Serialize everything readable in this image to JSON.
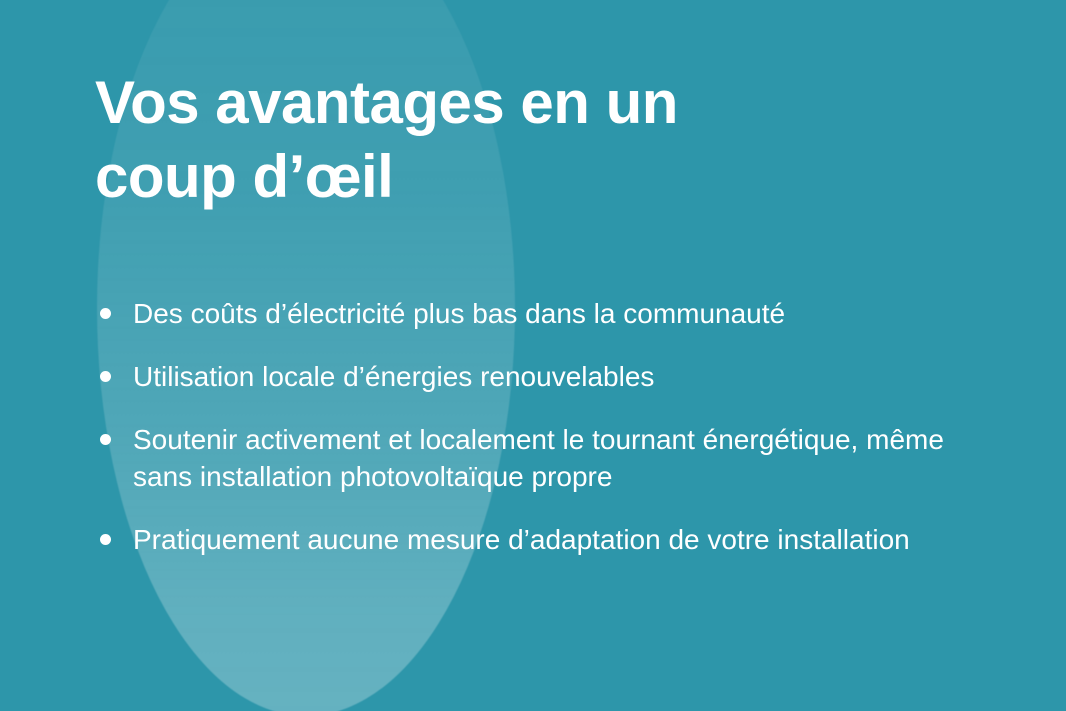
{
  "slide": {
    "title": "Vos avantages en un coup d’œil",
    "bullets": [
      {
        "text": "Des coûts d’électricité plus bas dans la communauté"
      },
      {
        "text": "Utilisation locale d’énergies renouvelables"
      },
      {
        "text": "Soutenir activement et localement le tournant énergétique, même sans installation photovoltaïque propre"
      },
      {
        "text": "Pratiquement aucune mesure d’adaptation de votre installation"
      }
    ],
    "colors": {
      "background": "#2D96AA",
      "highlight_circle_bottom": "#5FC0D5",
      "highlight_circle_top": "#3DA5BB",
      "text": "#FFFFFF"
    }
  }
}
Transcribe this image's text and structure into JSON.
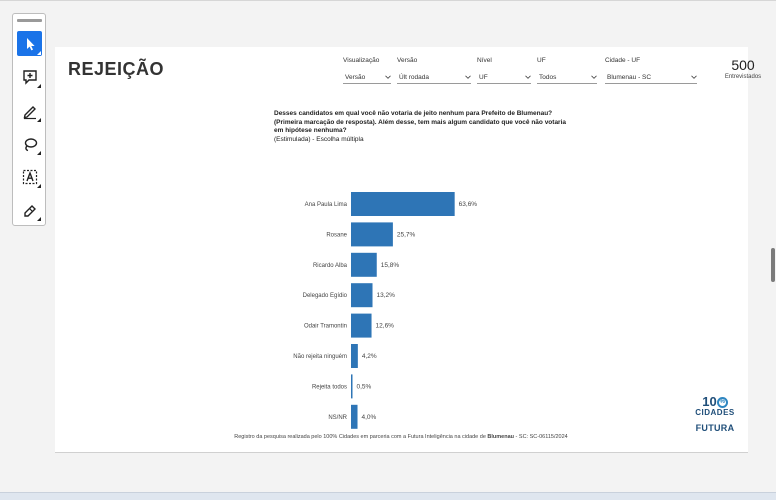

Do this:
Reproduce all of the data exactly; the pictures do not belong in the copy.

Solution to the problem:
Serialize everything readable in this image to JSON.
{
  "slide": {
    "title": "Vos avantages en un coup d’œil",
    "bullets": [
      {
        "text": "Des coûts d’électricité plus bas dans la communauté"
      },
      {
        "text": "Utilisation locale d’énergies renouvelables"
      },
      {
        "text": "Soutenir activement et localement le tournant énergétique, même sans installation photovoltaïque propre"
      },
      {
        "text": "Pratiquement aucune mesure d’adaptation de votre installation"
      }
    ],
    "colors": {
      "background": "#2D96AA",
      "highlight_circle_bottom": "#5FC0D5",
      "highlight_circle_top": "#3DA5BB",
      "text": "#FFFFFF"
    }
  }
}
Transcribe this image's text and structure into JSON.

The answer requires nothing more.